Required tasks |
• A. Decide whether each statement agrees with the essay on Prometheus and Alien. Answer yes or no for each, and quote the words of the essay that settle it: (i) Moon and Sunshine received only a limited release. (ii) In his DVD commentary, Scott describes Alien as a film meant to raise questions about the origins of humanity. (iii) Prometheus was set up as a simple prequel to Alien.
• B. Write the next part of the essay on Prometheus and Alien, picking up after its last sentence.

Source document |
______
But the massive anticipation for and buzz that accompanied Prometheus seemed to be tapping into something else as well that genre fans have long been deprived of. In the past few years, interesting (if far from great) science-fiction films like Duncan Jones’s Moon and Danny Boyle’s Sunshine have been relegated to limited release while action film franchises ranging from Transformers to The Avengers (which, technically, incorporate subjects such as space and aliens) to whatever Cowboys & Aliens was pass as the closest thing that wide-release cinema comes to affirming science-fiction’s central subjects, except without fresh ideas or an earnest sense of wonder. It’s clear that we were hungry.

The Legacy of Alien

Prometheus was not a simple prequel or franchise re-launch. In other words, it wasn’t set up to simply be a continuation of Alien, either narratively or in terms of what we expect based on the film that first made Ridley Scott’s name. While Alien by all means deserves its prominent place in the history of the genre, that film’s legacy has grown far more expansive that the 1979 film alone. And the problem with Prometheus (and what was perhaps what inspired such intense anticipation) was the film seemed hell bent on rekindling Alien’s legacy, prominence, reputation, and all of the associations that the genre classic brings up rather than simply Alien itself.

On the one hand, Prometheus delivers all the anticipated beats of Alien (and some from Aliens). The film contains an ostensibly Ripleyesque final girl, a robot that will inevitably show its man-made innards, and a ragtag group of scientists, capitalists, and crew members. On the other hand, Prometheus overtly addresses questions about the origins of humanity’s existence and man’s reasons for being. As John Gholson astutely pointed out in his comparison of critical reactions to the existential conundrums raised both by Prometheus and Scott’s other sci-fi classic Blade Runner, such questions fit within the genre universe constructed by Scott, but not specifically with Alien itself.

As Scott himself states in his DVD commentary, Alien was intended as little more than a sleek, polished exercise in genre: Jaws in space, but with the artistry of 2001. Scott’s horror/sci-fi hybrid is still celebrated today because it works so damn well as both an exercise in genre and in its assured aesthetic presentation. After over thirty years, Alien is still visually stunning, tonally intoxicating, and scary as hell. Alien is masterful filmmaking, but it’s not (at least, not decidedly) a thinkpiece; it doesn’t beg the same questions as Prometheus or Blade Runner. This is not to say that depth cannot be read into the original Alien, or that the fact that the film is “only” a genre exercise somehow reduces its value – as Slate recently illustrated, something of an intellectual tradition has developed from the franchise.
______
Items |
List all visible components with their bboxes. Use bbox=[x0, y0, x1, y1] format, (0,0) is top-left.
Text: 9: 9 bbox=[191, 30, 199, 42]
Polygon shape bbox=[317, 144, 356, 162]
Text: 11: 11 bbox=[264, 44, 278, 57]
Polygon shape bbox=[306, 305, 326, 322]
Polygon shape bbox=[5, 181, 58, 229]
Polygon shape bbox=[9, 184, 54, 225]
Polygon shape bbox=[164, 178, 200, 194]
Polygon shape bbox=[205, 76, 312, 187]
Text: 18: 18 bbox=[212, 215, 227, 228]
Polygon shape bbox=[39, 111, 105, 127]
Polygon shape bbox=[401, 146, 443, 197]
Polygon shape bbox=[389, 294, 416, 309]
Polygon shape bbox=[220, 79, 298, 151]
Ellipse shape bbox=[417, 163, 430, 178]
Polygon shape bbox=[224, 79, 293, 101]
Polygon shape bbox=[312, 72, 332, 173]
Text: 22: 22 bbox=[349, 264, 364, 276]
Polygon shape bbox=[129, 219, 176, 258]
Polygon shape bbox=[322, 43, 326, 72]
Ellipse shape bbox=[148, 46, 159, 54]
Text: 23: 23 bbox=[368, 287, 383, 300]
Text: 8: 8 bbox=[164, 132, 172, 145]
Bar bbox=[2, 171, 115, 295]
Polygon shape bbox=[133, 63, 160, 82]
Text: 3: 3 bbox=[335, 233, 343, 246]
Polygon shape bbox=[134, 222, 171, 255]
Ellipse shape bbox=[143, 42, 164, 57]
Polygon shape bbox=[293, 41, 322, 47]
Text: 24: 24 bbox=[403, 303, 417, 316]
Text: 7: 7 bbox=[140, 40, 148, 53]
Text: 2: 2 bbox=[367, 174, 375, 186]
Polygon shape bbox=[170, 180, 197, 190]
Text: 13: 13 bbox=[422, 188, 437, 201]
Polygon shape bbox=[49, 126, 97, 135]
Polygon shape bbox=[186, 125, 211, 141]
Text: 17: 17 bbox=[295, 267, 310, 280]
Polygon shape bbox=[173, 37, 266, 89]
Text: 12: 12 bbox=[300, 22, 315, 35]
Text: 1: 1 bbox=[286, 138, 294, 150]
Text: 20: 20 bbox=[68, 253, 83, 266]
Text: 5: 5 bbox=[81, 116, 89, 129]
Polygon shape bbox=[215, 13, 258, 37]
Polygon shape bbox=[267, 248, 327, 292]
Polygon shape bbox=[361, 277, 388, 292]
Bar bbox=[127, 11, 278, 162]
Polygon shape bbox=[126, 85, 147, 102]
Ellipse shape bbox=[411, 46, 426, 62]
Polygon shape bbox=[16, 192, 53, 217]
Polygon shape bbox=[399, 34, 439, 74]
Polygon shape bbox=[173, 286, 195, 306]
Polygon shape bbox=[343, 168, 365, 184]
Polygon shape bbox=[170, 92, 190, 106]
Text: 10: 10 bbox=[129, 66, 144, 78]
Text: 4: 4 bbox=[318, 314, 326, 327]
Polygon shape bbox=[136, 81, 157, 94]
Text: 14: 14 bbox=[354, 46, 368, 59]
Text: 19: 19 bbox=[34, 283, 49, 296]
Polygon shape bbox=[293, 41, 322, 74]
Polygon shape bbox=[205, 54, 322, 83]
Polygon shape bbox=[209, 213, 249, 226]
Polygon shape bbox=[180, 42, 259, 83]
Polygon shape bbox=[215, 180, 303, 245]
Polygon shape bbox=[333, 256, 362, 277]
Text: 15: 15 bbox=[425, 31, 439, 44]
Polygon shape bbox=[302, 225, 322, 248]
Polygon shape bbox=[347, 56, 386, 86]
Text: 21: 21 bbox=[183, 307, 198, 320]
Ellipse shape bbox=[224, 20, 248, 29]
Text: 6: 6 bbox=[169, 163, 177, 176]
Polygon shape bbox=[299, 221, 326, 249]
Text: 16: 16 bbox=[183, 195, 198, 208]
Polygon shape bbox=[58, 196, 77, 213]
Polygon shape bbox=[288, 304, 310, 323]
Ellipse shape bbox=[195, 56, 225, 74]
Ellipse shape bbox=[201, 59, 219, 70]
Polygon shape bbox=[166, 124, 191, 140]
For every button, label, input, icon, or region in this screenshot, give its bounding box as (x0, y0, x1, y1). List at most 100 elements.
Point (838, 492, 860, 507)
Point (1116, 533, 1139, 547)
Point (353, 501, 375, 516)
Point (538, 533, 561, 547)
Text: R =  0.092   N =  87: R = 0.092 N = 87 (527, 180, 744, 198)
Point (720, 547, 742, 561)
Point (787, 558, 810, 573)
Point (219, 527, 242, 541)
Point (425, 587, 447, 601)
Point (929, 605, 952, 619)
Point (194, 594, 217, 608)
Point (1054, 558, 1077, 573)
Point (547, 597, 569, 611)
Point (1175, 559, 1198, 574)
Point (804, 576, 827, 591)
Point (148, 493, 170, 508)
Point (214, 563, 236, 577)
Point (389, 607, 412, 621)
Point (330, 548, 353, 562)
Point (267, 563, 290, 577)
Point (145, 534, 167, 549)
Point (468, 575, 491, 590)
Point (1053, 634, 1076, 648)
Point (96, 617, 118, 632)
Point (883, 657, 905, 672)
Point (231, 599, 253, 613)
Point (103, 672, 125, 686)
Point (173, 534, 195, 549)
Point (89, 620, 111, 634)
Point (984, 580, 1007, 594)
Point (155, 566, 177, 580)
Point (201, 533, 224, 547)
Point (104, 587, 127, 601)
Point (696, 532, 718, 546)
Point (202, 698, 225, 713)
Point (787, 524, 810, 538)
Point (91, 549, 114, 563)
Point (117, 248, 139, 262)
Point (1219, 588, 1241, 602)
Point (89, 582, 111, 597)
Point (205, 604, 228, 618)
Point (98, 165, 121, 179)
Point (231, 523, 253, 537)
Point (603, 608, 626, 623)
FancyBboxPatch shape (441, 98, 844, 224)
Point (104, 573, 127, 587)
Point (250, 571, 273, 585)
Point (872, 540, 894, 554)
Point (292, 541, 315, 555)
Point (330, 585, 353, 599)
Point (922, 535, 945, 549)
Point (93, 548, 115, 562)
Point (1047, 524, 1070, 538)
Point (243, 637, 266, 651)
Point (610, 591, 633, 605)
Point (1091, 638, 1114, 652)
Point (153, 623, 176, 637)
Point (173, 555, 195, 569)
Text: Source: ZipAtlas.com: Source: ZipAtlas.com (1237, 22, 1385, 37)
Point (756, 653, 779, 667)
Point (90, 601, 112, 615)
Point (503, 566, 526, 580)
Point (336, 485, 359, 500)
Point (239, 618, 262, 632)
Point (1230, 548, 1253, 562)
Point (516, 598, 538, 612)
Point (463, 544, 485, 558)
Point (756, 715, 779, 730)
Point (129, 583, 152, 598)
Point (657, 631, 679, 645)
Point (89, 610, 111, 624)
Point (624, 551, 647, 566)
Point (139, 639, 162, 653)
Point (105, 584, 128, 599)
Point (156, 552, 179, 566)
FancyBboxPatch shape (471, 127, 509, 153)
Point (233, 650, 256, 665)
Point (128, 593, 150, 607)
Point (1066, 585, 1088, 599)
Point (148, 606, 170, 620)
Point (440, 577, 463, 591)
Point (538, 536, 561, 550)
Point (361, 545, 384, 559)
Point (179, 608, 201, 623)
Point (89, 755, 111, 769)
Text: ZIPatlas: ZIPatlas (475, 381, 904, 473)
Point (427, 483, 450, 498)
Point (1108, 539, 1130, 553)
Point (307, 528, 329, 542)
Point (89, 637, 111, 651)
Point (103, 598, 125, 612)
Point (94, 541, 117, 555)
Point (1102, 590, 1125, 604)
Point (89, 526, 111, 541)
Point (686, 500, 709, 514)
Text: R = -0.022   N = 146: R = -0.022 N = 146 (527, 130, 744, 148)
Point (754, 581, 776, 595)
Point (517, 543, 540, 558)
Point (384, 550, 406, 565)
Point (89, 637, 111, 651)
______
Task-by-task answers |
• A.
(i) Yes: "have been relegated to limited release"
(ii) No: "Alien was intended as little more than a sleek, polished exercise in genre"
(iii) No: "Prometheus was not a simple prequel or franchise re-launch."

• B.
Even outside of the poetry and rumination of Scott’s 1982 non-Alien-related science-fiction classic, the post-Scott Alien franchise developed a tradition of cultural, if not philosophical, commentary. James Cameron’s Aliens indulged in much of the allegory that science-fiction often provides a potent framework for: the relationship between the automaton Bishop and the all-too-human Ripley elicits a discussion of identity politics and prejudice, Ripley herself is portrayed as a feminist heroine even more strongly than in the first film, and Aliens’s action movie hook – while on the surface resembling the excessive and meat-headed Schwarzenegger/Stallone films of the 80s – is used as a Vietnam allegory that counters the nationalist ideology expressed in most 80s action films. Similarly, David Fincher’s ill-fated Alien 3 was originally envisioned as an ideological battle between corporate and socialist politics.

With four visionary directors making each of the individual Ripley films, various types of genre experimentation toyed with throughout, and the fact that this franchise created half the impetus for two Alien v. Predator films, the legacy of Alien has become incredibly diverse, attending to an incredible variety of topics and addressing high culture, low culture, and everything in between.

What is Prometheus?

In attempting to channel the legacy of Alien as well as Scott’s reputation within the sci-fi genre, and at the same time endeavoring to distinguish itself, Prometheus appears to contort in a state of identity crisis that perhaps all-too-accurately reflects to multifaceted and even contradictory nature of the cinematic history it’s attempting to emulate.

All the components of Prometheus are familiar enough to be exciting, and the film at the same time manages to promise something new. But in attempting to balance not only the new with the old, but some facets of the old with other facets of the old, Prometheus doesn’t quite seem to know what it wants to be. For example, the seemingly tacked-on revelation of the nascent xenomorph in the film’s final moments (after a rather elegant if forced dénoumant) illustrates this tension Prometheus experiences in attempting to simultaneously be an autonomous film, tap into a beloved franchise, and deliver on the many associations with that franchise and its director.

Prometheus is a film that certainly has its virtues. Besides perhaps that other movie starring someone who looks just like Tom Hardy, you’re not likely to see a more visually striking studio release this year. For someone who was far from a fan of Robin Hood, Prometheus for me restored the notion of Ridley Scott as artist – aesthetically at least, if no longer as a master of genre. And I’d rather see a movie come up short attempting something interesting than not attempt anything interesting at all. But Alien was a straightforward genre exercise. It does not overtly pose existential questions of Prometheus, yet somehow it’s the latter that feels “simple.”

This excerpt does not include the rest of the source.